-------- Given data --------

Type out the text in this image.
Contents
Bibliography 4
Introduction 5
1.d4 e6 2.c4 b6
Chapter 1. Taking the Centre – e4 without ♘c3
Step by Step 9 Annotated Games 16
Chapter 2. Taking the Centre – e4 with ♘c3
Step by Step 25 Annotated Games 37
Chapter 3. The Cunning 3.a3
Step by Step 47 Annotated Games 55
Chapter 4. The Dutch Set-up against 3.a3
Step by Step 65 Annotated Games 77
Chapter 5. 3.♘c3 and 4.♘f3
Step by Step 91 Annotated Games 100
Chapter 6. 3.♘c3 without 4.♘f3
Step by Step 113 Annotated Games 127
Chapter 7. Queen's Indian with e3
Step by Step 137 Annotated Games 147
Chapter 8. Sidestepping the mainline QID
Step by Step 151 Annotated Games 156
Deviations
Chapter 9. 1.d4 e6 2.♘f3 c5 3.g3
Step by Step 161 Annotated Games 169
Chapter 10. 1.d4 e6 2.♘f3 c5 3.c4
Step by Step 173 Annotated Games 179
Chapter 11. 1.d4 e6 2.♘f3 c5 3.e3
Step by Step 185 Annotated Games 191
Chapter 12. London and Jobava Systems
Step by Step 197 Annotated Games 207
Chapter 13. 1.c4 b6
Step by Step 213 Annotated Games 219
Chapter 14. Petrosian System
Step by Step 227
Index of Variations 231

--------

__Stated goal__
Print out every entry, keeping each one exact.

__Reply__
Type out the text in this image.
Contents
Bibliography 4
Introduction 5
1.d4 e6 2.c4 b6
Chapter 1. Taking the Centre – e4 without ♘c3
Step by Step 9 Annotated Games 16
Chapter 2. Taking the Centre – e4 with ♘c3
Step by Step 25 Annotated Games 37
Chapter 3. The Cunning 3.a3
Step by Step 47 Annotated Games 55
Chapter 4. The Dutch Set-up against 3.a3
Step by Step 65 Annotated Games 77
Chapter 5. 3.♘c3 and 4.♘f3
Step by Step 91 Annotated Games 100
Chapter 6. 3.♘c3 without 4.♘f3
Step by Step 113 Annotated Games 127
Chapter 7. Queen's Indian with e3
Step by Step 137 Annotated Games 147
Chapter 8. Sidestepping the mainline QID
Step by Step 151 Annotated Games 156
Deviations
Chapter 9. 1.d4 e6 2.♘f3 c5 3.g3
Step by Step 161 Annotated Games 169
Chapter 10. 1.d4 e6 2.♘f3 c5 3.c4
Step by Step 173 Annotated Games 179
Chapter 11. 1.d4 e6 2.♘f3 c5 3.e3
Step by Step 185 Annotated Games 191
Chapter 12. London and Jobava Systems
Step by Step 197 Annotated Games 207
Chapter 13. 1.c4 b6
Step by Step 213 Annotated Games 219
Chapter 14. Petrosian System
Step by Step 227
Index of Variations 231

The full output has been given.